Work order » Continue the statistical analyses passage below, starting right after its last sentence.

Passage provided »
* * * * * * * * *

Statistical analyses.
All data were compiled and analyzed using SAS (SAS Institute Inc., Cary, NC) and IBM SPSS version 21 (IBM Corp., Armonk, NY). Our estimates are robust as the sample size was relatively large and there was no misclassification in the response. We used sandwich variance estimates to calculate the confidence intervals of the estimates. Descriptive statistics were used to summarize the data with confidence limit mean ± standard error. Corresponding to the first set of specific objectives, a hypothesis whether the prevalence and distribution of Ae. aegypti and Ae. albopictus, represented through Stegomyia indices, differ significantly among the various urban zones with “low,” “medium,” and “high” SES was tested. We used the χ2 test of homogeneity to make inference about Stegomyia indices among urban zones with varying SES. Spearman's correlation was used to evaluate the strength of the relationship between container abundance and PP of each type of container. The χ2 test was used to evaluate whether there was a significant difference in the distribution of positive containers within households among the SES zones, and the Kruskal–Wallis test was used to determine whether there was a significant difference in the distribution of most productive containers within households among the SES zones. The χ2 test was used to determine whether the distribution of Ae. aegypti pupae in the sampled households varied significantly in accordance with container types.
Regarding the second set of questions, Poisson regression analysis, cluster analysis, and logistic regression analysis were applied. Considering the diversity of types of containers and to minimize the variability among the containers, we categorized them based on five household FCs. As a result, containers were functionally classified as those used for 1) household chores (A), 2) ornamental purposes (B), 3) amenities (C), 4) discarded containers (D), and 5) repairing and reconstruction purposes (E). The association between the FCs of positive containers and Ae. aegypti PP was determined. A bivariate regression analysis between PP and each individual explanatory variable was carried out to examine further using the cutoff P value < 0.25. On the basis of the results, a multivariable Poisson regression model, with stepwise method, was formulated to assess the relationship between the FCs of containers and the PP. The GENMOD SAS procedure (SAS Institute Inc., Cary, NC) was used to fit this model. The risk ratios (RRs) with 95% confidence intervals were calculated to measure the effects. The above methodologies were used to find the relationship between containers (positive and negative) and PP.

* * * * * * * * *

[Document structure recognition records]

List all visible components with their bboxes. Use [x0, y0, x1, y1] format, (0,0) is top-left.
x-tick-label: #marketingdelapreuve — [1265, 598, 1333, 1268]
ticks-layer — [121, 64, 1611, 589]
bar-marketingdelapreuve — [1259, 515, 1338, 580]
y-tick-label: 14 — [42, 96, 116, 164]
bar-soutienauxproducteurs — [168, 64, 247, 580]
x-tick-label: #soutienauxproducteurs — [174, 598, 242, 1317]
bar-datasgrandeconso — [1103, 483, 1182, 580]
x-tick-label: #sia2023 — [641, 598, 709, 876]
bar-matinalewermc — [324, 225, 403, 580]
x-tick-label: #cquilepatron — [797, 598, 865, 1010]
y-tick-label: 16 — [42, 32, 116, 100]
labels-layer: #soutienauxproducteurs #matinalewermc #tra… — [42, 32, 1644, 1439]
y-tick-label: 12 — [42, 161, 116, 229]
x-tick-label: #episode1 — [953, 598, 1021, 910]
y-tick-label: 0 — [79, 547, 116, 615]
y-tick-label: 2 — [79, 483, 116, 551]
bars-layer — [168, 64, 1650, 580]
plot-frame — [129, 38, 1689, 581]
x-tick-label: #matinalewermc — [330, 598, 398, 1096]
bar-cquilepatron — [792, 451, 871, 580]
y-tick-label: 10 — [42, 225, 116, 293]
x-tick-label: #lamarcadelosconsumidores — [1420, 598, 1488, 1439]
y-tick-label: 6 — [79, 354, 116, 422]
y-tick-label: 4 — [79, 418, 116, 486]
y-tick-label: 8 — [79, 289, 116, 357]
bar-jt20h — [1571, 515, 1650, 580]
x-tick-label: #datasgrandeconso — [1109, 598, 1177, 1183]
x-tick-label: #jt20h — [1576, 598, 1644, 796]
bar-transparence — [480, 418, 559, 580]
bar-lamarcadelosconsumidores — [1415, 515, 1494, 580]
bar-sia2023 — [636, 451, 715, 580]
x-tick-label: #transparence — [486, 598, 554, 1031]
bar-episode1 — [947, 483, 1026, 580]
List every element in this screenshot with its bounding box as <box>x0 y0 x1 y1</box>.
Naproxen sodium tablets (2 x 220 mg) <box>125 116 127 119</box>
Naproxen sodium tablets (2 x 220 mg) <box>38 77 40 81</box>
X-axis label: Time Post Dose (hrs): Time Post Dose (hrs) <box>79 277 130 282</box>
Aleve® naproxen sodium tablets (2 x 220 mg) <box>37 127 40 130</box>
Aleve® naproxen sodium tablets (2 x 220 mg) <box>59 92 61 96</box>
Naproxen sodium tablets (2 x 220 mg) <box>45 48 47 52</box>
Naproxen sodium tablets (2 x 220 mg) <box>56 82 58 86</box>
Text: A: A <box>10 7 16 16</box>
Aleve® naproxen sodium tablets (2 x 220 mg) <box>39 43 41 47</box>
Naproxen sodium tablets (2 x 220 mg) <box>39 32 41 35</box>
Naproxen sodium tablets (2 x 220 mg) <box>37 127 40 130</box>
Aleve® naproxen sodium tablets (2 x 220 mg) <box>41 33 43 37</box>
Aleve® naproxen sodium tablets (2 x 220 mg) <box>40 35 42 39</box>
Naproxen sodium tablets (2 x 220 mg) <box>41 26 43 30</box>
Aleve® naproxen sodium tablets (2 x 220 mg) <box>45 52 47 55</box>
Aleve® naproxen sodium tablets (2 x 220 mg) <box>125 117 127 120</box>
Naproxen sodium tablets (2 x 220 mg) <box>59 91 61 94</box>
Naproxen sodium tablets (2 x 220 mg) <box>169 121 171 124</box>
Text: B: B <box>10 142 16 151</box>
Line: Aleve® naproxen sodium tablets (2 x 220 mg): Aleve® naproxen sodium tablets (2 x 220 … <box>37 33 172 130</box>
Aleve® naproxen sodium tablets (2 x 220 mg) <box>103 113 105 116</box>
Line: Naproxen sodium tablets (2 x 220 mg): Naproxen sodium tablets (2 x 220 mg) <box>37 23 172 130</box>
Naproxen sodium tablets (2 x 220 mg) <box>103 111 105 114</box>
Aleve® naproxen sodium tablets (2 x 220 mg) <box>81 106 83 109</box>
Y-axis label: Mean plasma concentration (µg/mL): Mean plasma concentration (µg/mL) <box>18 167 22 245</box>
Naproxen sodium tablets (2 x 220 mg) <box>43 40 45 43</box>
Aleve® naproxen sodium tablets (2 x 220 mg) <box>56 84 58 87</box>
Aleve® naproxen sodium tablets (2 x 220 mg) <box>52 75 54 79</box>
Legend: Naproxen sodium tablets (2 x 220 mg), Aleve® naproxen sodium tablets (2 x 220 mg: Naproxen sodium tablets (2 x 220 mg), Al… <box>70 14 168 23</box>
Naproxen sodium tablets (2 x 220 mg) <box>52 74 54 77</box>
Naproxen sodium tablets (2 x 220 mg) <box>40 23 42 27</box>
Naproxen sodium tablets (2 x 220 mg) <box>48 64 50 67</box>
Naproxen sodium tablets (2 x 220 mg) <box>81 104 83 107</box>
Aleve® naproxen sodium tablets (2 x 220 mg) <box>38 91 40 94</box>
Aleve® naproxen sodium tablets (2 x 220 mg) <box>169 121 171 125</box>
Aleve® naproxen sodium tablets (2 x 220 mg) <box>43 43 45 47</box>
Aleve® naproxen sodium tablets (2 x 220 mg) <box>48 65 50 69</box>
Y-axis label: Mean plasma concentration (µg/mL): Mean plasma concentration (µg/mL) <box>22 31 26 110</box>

* * * * * * * * *

Task answer »
To delineate patterns in the prevalence of Ae. aegypti pupae in various container types and to investigate whether pupae-positive containers were clustered in locations within the household premises (i.e., indoor and outdoor ecological settings), we applied a two-step cluster analysis.19,43,44 Following the formulation of “natural groupings” or “clusters” of the pupae-positive containers in terms of the sources of water (i.e., rain water, tap water, or both), location under sunshade, proximity to vegetation, statistics regarding Ae. aegypti pupae per container for each cluster were calculated. The variable of sunshade was quantified in terms of the proportion of the containers shaded by visual inspection (i.e., full, half, quarter). A two-tailed t test was used to compare mean pupae per container across the clusters. Finally, a logistic regression model was used to determine whether household SES, water supply, waste disposal, and water storage were associated with the presence of larvae, pupae, or both in water containers in households.
Ethics statement.
The study was approved by the Bangladesh Medical Research Council and the Joint Faculty Research Ethics Board at the University of Manitoba. The purpose and objectives were explained to the head of each household and his/her informed consent was obtained orally to inspect the household premises for the presence of dengue vectors and to obtain responses to a socioeconomic and demographic questionnaire.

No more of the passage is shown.